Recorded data
━━━━

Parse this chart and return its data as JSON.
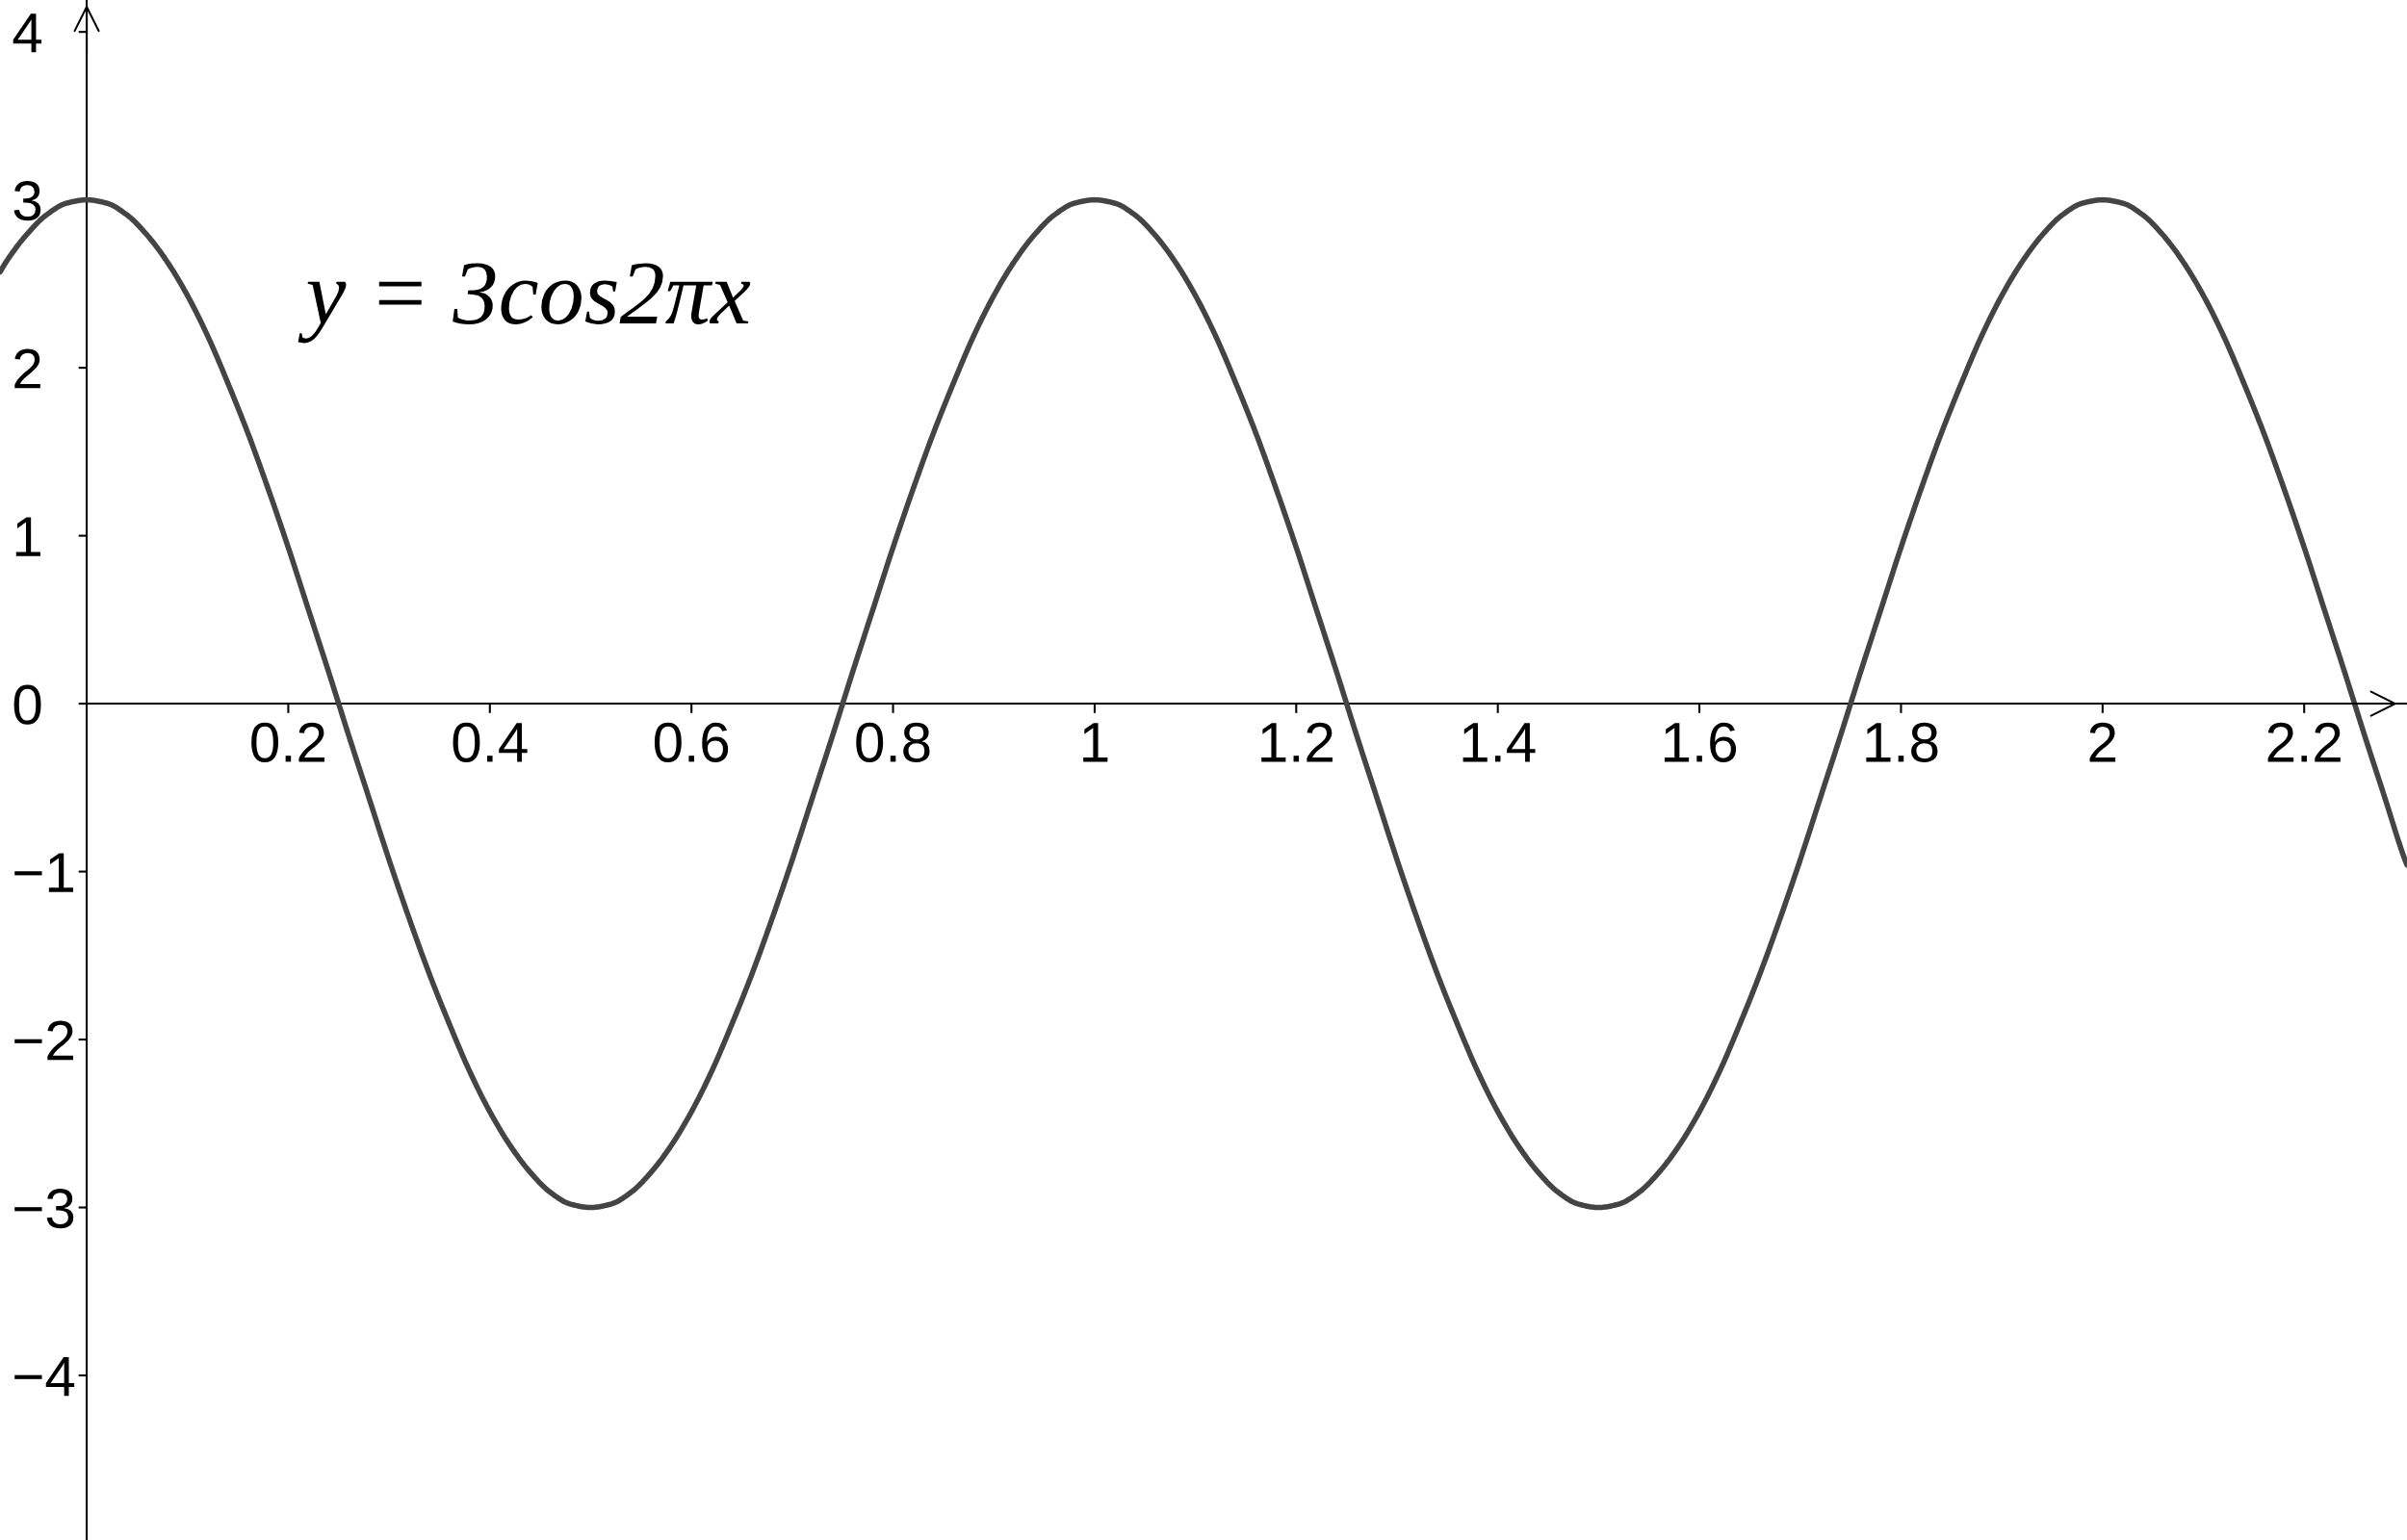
{
  "chart_data": {
    "type": "line",
    "x": [
      -0.086,
      -0.08,
      -0.06,
      -0.04,
      -0.02,
      0,
      0.02,
      0.04,
      0.06,
      0.08,
      0.1,
      0.12,
      0.14,
      0.16,
      0.18,
      0.2,
      0.22,
      0.24,
      0.26,
      0.28,
      0.3,
      0.32,
      0.34,
      0.36,
      0.38,
      0.4,
      0.42,
      0.44,
      0.46,
      0.48,
      0.5,
      0.52,
      0.54,
      0.56,
      0.58,
      0.6,
      0.62,
      0.64,
      0.66,
      0.68,
      0.7,
      0.72,
      0.74,
      0.76,
      0.78,
      0.8,
      0.82,
      0.84,
      0.86,
      0.88,
      0.9,
      0.92,
      0.94,
      0.96,
      0.98,
      1,
      1.02,
      1.04,
      1.06,
      1.08,
      1.1,
      1.12,
      1.14,
      1.16,
      1.18,
      1.2,
      1.22,
      1.24,
      1.26,
      1.28,
      1.3,
      1.32,
      1.34,
      1.36,
      1.38,
      1.4,
      1.42,
      1.44,
      1.46,
      1.48,
      1.5,
      1.52,
      1.54,
      1.56,
      1.58,
      1.6,
      1.62,
      1.64,
      1.66,
      1.68,
      1.7,
      1.72,
      1.74,
      1.76,
      1.78,
      1.8,
      1.82,
      1.84,
      1.86,
      1.88,
      1.9,
      1.92,
      1.94,
      1.96,
      1.98,
      2,
      2.02,
      2.04,
      2.06,
      2.08,
      2.1,
      2.12,
      2.14,
      2.16,
      2.18,
      2.2,
      2.22,
      2.24,
      2.26,
      2.28,
      2.3,
      2.302
    ],
    "series": [
      {
        "color": "#444444",
        "values": [
          2.57,
          2.63,
          2.79,
          2.91,
          2.98,
          3.0,
          2.98,
          2.91,
          2.79,
          2.63,
          2.43,
          2.19,
          1.91,
          1.61,
          1.28,
          0.93,
          0.56,
          0.19,
          -0.19,
          -0.56,
          -0.93,
          -1.28,
          -1.61,
          -1.91,
          -2.19,
          -2.43,
          -2.63,
          -2.79,
          -2.91,
          -2.98,
          -3.0,
          -2.98,
          -2.91,
          -2.79,
          -2.63,
          -2.43,
          -2.19,
          -1.91,
          -1.61,
          -1.28,
          -0.93,
          -0.56,
          -0.19,
          0.19,
          0.56,
          0.93,
          1.28,
          1.61,
          1.91,
          2.19,
          2.43,
          2.63,
          2.79,
          2.91,
          2.98,
          3.0,
          2.98,
          2.91,
          2.79,
          2.63,
          2.43,
          2.19,
          1.91,
          1.61,
          1.28,
          0.93,
          0.56,
          0.19,
          -0.19,
          -0.56,
          -0.93,
          -1.28,
          -1.61,
          -1.91,
          -2.19,
          -2.43,
          -2.63,
          -2.79,
          -2.91,
          -2.98,
          -3.0,
          -2.98,
          -2.91,
          -2.79,
          -2.63,
          -2.43,
          -2.19,
          -1.91,
          -1.61,
          -1.28,
          -0.93,
          -0.56,
          -0.19,
          0.19,
          0.56,
          0.93,
          1.28,
          1.61,
          1.91,
          2.19,
          2.43,
          2.63,
          2.79,
          2.91,
          2.98,
          3.0,
          2.98,
          2.91,
          2.79,
          2.63,
          2.43,
          2.19,
          1.91,
          1.61,
          1.28,
          0.93,
          0.56,
          0.19,
          -0.19,
          -0.56,
          -0.93,
          -0.96
        ]
      }
    ],
    "xlim": [
      -0.086,
      2.302
    ],
    "ylim": [
      -4.98,
      4.19
    ],
    "xticks": [
      0.2,
      0.4,
      0.6,
      0.8,
      1,
      1.2,
      1.4,
      1.6,
      1.8,
      2,
      2.2
    ],
    "yticks": [
      -4,
      -3,
      -2,
      -1,
      0,
      1,
      2,
      3,
      4
    ],
    "grid": false,
    "line_style": "solid",
    "annotations": [
      "y = 3cos2πx"
    ]
  }
}
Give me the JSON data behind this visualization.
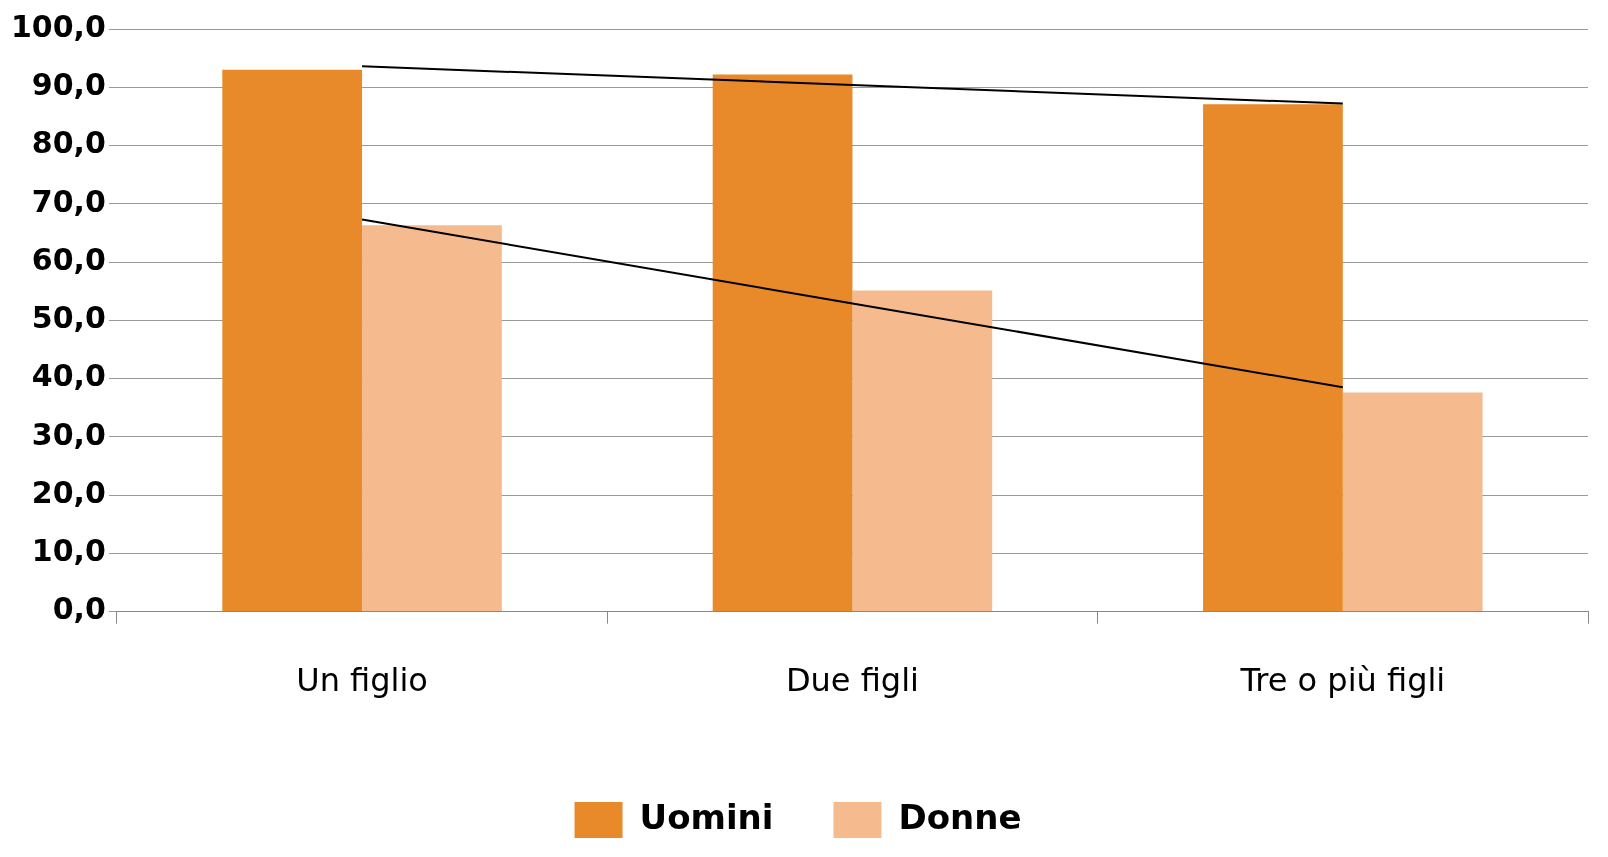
{
  "chart_data": {
    "type": "bar",
    "categories": [
      "Un figlio",
      "Due figli",
      "Tre o più figli"
    ],
    "series": [
      {
        "name": "Uomini",
        "color": "#e8892a",
        "values": [
          93.0,
          92.2,
          87.1
        ]
      },
      {
        "name": "Donne",
        "color": "#f5bb8f",
        "values": [
          66.3,
          55.1,
          37.6
        ]
      },
      {
        "type": "line",
        "color": "#000000",
        "values": [
          93.6,
          90.4,
          87.2
        ]
      },
      {
        "type": "line",
        "color": "#000000",
        "values": [
          67.3,
          52.9,
          38.5
        ]
      }
    ],
    "ylim": [
      0,
      100
    ],
    "yticks": [
      {
        "value": 0,
        "label": "0,0"
      },
      {
        "value": 10,
        "label": "10,0"
      },
      {
        "value": 20,
        "label": "20,0"
      },
      {
        "value": 30,
        "label": "30,0"
      },
      {
        "value": 40,
        "label": "40,0"
      },
      {
        "value": 50,
        "label": "50,0"
      },
      {
        "value": 60,
        "label": "60,0"
      },
      {
        "value": 70,
        "label": "70,0"
      },
      {
        "value": 80,
        "label": "80,0"
      },
      {
        "value": 90,
        "label": "90,0"
      },
      {
        "value": 100,
        "label": "100,0"
      }
    ],
    "grid": "y",
    "legend": "bottom",
    "marker": "none"
  }
}
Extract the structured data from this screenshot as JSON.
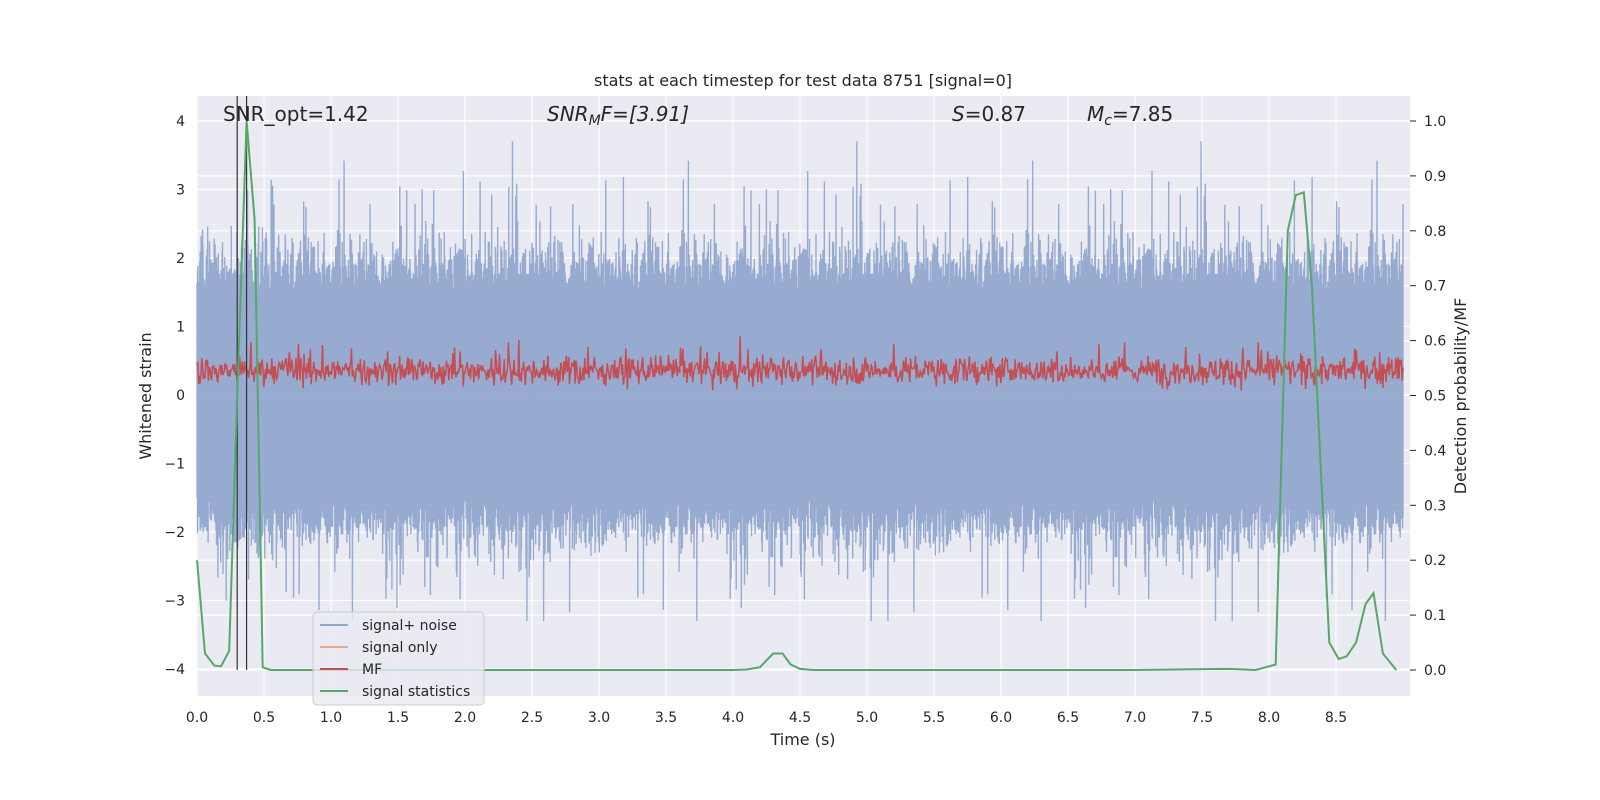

━━━━

What is required | Leave out every picture and copy the rest of the records exactly.

The response |
Parse this chart and return its data as JSON.
{
  "chart_data": {
    "type": "line",
    "x": [
      -0.086,
      -0.08,
      -0.06,
      -0.04,
      -0.02,
      0,
      0.02,
      0.04,
      0.06,
      0.08,
      0.1,
      0.12,
      0.14,
      0.16,
      0.18,
      0.2,
      0.22,
      0.24,
      0.26,
      0.28,
      0.3,
      0.32,
      0.34,
      0.36,
      0.38,
      0.4,
      0.42,
      0.44,
      0.46,
      0.48,
      0.5,
      0.52,
      0.54,
      0.56,
      0.58,
      0.6,
      0.62,
      0.64,
      0.66,
      0.68,
      0.7,
      0.72,
      0.74,
      0.76,
      0.78,
      0.8,
      0.82,
      0.84,
      0.86,
      0.88,
      0.9,
      0.92,
      0.94,
      0.96,
      0.98,
      1,
      1.02,
      1.04,
      1.06,
      1.08,
      1.1,
      1.12,
      1.14,
      1.16,
      1.18,
      1.2,
      1.22,
      1.24,
      1.26,
      1.28,
      1.3,
      1.32,
      1.34,
      1.36,
      1.38,
      1.4,
      1.42,
      1.44,
      1.46,
      1.48,
      1.5,
      1.52,
      1.54,
      1.56,
      1.58,
      1.6,
      1.62,
      1.64,
      1.66,
      1.68,
      1.7,
      1.72,
      1.74,
      1.76,
      1.78,
      1.8,
      1.82,
      1.84,
      1.86,
      1.88,
      1.9,
      1.92,
      1.94,
      1.96,
      1.98,
      2,
      2.02,
      2.04,
      2.06,
      2.08,
      2.1,
      2.12,
      2.14,
      2.16,
      2.18,
      2.2,
      2.22,
      2.24,
      2.26,
      2.28,
      2.3,
      2.302
    ],
    "series": [
      {
        "color": "#444444",
        "values": [
          2.57,
          2.63,
          2.79,
          2.91,
          2.98,
          3.0,
          2.98,
          2.91,
          2.79,
          2.63,
          2.43,
          2.19,
          1.91,
          1.61,
          1.28,
          0.93,
          0.56,
          0.19,
          -0.19,
          -0.56,
          -0.93,
          -1.28,
          -1.61,
          -1.91,
          -2.19,
          -2.43,
          -2.63,
          -2.79,
          -2.91,
          -2.98,
          -3.0,
          -2.98,
          -2.91,
          -2.79,
          -2.63,
          -2.43,
          -2.19,
          -1.91,
          -1.61,
          -1.28,
          -0.93,
          -0.56,
          -0.19,
          0.19,
          0.56,
          0.93,
          1.28,
          1.61,
          1.91,
          2.19,
          2.43,
          2.63,
          2.79,
          2.91,
          2.98,
          3.0,
          2.98,
          2.91,
          2.79,
          2.63,
          2.43,
          2.19,
          1.91,
          1.61,
          1.28,
          0.93,
          0.56,
          0.19,
          -0.19,
          -0.56,
          -0.93,
          -1.28,
          -1.61,
          -1.91,
          -2.19,
          -2.43,
          -2.63,
          -2.79,
          -2.91,
          -2.98,
          -3.0,
          -2.98,
          -2.91,
          -2.79,
          -2.63,
          -2.43,
          -2.19,
          -1.91,
          -1.61,
          -1.28,
          -0.93,
          -0.56,
          -0.19,
          0.19,
          0.56,
          0.93,
          1.28,
          1.61,
          1.91,
          2.19,
          2.43,
          2.63,
          2.79,
          2.91,
          2.98,
          3.0,
          2.98,
          2.91,
          2.79,
          2.63,
          2.43,
          2.19,
          1.91,
          1.61,
          1.28,
          0.93,
          0.56,
          0.19,
          -0.19,
          -0.56,
          -0.93,
          -0.96
        ]
      }
    ],
    "xlim": [
      -0.086,
      2.302
    ],
    "ylim": [
      -4.98,
      4.19
    ],
    "xticks": [
      0.2,
      0.4,
      0.6,
      0.8,
      1,
      1.2,
      1.4,
      1.6,
      1.8,
      2,
      2.2
    ],
    "yticks": [
      -4,
      -3,
      -2,
      -1,
      0,
      1,
      2,
      3,
      4
    ],
    "grid": false,
    "line_style": "solid",
    "annotations": [
      "y = 3cos2πx"
    ]
  }
}
Give me the JSON data behind this visualization.
{
  "chart_data": {
    "type": "bar",
    "categories": [
      "Un figlio",
      "Due figli",
      "Tre o più figli"
    ],
    "series": [
      {
        "name": "Uomini",
        "color": "#e8892a",
        "values": [
          93.0,
          92.2,
          87.1
        ]
      },
      {
        "name": "Donne",
        "color": "#f5bb8f",
        "values": [
          66.3,
          55.1,
          37.6
        ]
      },
      {
        "type": "line",
        "color": "#000000",
        "values": [
          93.6,
          90.4,
          87.2
        ]
      },
      {
        "type": "line",
        "color": "#000000",
        "values": [
          67.3,
          52.9,
          38.5
        ]
      }
    ],
    "ylim": [
      0,
      100
    ],
    "yticks": [
      {
        "value": 0,
        "label": "0,0"
      },
      {
        "value": 10,
        "label": "10,0"
      },
      {
        "value": 20,
        "label": "20,0"
      },
      {
        "value": 30,
        "label": "30,0"
      },
      {
        "value": 40,
        "label": "40,0"
      },
      {
        "value": 50,
        "label": "50,0"
      },
      {
        "value": 60,
        "label": "60,0"
      },
      {
        "value": 70,
        "label": "70,0"
      },
      {
        "value": 80,
        "label": "80,0"
      },
      {
        "value": 90,
        "label": "90,0"
      },
      {
        "value": 100,
        "label": "100,0"
      }
    ],
    "grid": "y",
    "legend": "bottom",
    "marker": "none"
  }
}
Extract the structured data from this screenshot as JSON.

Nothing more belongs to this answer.